◆ EXERCISE
Copy each entry as it stands, leaving nothing out.

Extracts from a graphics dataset

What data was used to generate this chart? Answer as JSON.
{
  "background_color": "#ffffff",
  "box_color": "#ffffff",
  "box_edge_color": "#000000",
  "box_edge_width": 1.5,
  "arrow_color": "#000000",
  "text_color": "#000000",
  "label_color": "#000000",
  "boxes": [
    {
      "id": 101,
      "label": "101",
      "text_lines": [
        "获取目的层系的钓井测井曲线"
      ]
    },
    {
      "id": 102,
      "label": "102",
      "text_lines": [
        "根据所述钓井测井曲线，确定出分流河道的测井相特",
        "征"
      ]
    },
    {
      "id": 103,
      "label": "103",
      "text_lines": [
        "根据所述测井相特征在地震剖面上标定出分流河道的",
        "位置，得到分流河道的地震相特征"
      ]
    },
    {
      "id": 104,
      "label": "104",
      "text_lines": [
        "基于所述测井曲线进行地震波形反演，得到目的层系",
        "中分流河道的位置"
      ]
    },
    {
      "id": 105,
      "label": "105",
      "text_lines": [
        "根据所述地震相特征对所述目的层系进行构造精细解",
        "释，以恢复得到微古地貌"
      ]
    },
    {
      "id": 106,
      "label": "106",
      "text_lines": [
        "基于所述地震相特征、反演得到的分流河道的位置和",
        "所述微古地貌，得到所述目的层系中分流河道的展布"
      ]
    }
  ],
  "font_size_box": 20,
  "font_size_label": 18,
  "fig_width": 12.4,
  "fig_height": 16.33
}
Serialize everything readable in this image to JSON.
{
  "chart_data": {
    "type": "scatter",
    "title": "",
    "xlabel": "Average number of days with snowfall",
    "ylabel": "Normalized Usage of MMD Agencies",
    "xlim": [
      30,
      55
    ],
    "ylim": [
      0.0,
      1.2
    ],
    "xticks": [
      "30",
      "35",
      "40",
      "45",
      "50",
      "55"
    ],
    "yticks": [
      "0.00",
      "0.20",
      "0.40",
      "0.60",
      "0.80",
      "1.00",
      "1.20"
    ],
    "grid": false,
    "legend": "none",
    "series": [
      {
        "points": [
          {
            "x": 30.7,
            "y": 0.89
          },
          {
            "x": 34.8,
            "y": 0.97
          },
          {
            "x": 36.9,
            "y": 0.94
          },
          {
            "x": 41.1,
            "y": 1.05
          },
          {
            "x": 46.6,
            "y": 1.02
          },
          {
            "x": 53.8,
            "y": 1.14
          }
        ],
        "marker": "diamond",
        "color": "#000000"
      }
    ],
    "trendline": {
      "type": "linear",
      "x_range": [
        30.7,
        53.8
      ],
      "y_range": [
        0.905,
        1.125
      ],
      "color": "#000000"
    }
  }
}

◆ RESPONSE TO THIS EXERCISE
What data was used to generate this chart? Answer as JSON.
{
  "background_color": "#ffffff",
  "box_color": "#ffffff",
  "box_edge_color": "#000000",
  "box_edge_width": 1.5,
  "arrow_color": "#000000",
  "text_color": "#000000",
  "label_color": "#000000",
  "boxes": [
    {
      "id": 101,
      "label": "101",
      "text_lines": [
        "获取目的层系的钓井测井曲线"
      ]
    },
    {
      "id": 102,
      "label": "102",
      "text_lines": [
        "根据所述钓井测井曲线，确定出分流河道的测井相特",
        "征"
      ]
    },
    {
      "id": 103,
      "label": "103",
      "text_lines": [
        "根据所述测井相特征在地震剖面上标定出分流河道的",
        "位置，得到分流河道的地震相特征"
      ]
    },
    {
      "id": 104,
      "label": "104",
      "text_lines": [
        "基于所述测井曲线进行地震波形反演，得到目的层系",
        "中分流河道的位置"
      ]
    },
    {
      "id": 105,
      "label": "105",
      "text_lines": [
        "根据所述地震相特征对所述目的层系进行构造精细解",
        "释，以恢复得到微古地貌"
      ]
    },
    {
      "id": 106,
      "label": "106",
      "text_lines": [
        "基于所述地震相特征、反演得到的分流河道的位置和",
        "所述微古地貌，得到所述目的层系中分流河道的展布"
      ]
    }
  ],
  "font_size_box": 20,
  "font_size_label": 18,
  "fig_width": 12.4,
  "fig_height": 16.33
}
Serialize everything readable in this image to JSON.
{
  "chart_data": {
    "type": "scatter",
    "title": "",
    "xlabel": "Average number of days with snowfall",
    "ylabel": "Normalized Usage of MMD Agencies",
    "xlim": [
      30,
      55
    ],
    "ylim": [
      0.0,
      1.2
    ],
    "xticks": [
      "30",
      "35",
      "40",
      "45",
      "50",
      "55"
    ],
    "yticks": [
      "0.00",
      "0.20",
      "0.40",
      "0.60",
      "0.80",
      "1.00",
      "1.20"
    ],
    "grid": false,
    "legend": "none",
    "series": [
      {
        "points": [
          {
            "x": 30.7,
            "y": 0.89
          },
          {
            "x": 34.8,
            "y": 0.97
          },
          {
            "x": 36.9,
            "y": 0.94
          },
          {
            "x": 41.1,
            "y": 1.05
          },
          {
            "x": 46.6,
            "y": 1.02
          },
          {
            "x": 53.8,
            "y": 1.14
          }
        ],
        "marker": "diamond",
        "color": "#000000"
      }
    ],
    "trendline": {
      "type": "linear",
      "x_range": [
        30.7,
        53.8
      ],
      "y_range": [
        0.905,
        1.125
      ],
      "color": "#000000"
    }
  }
}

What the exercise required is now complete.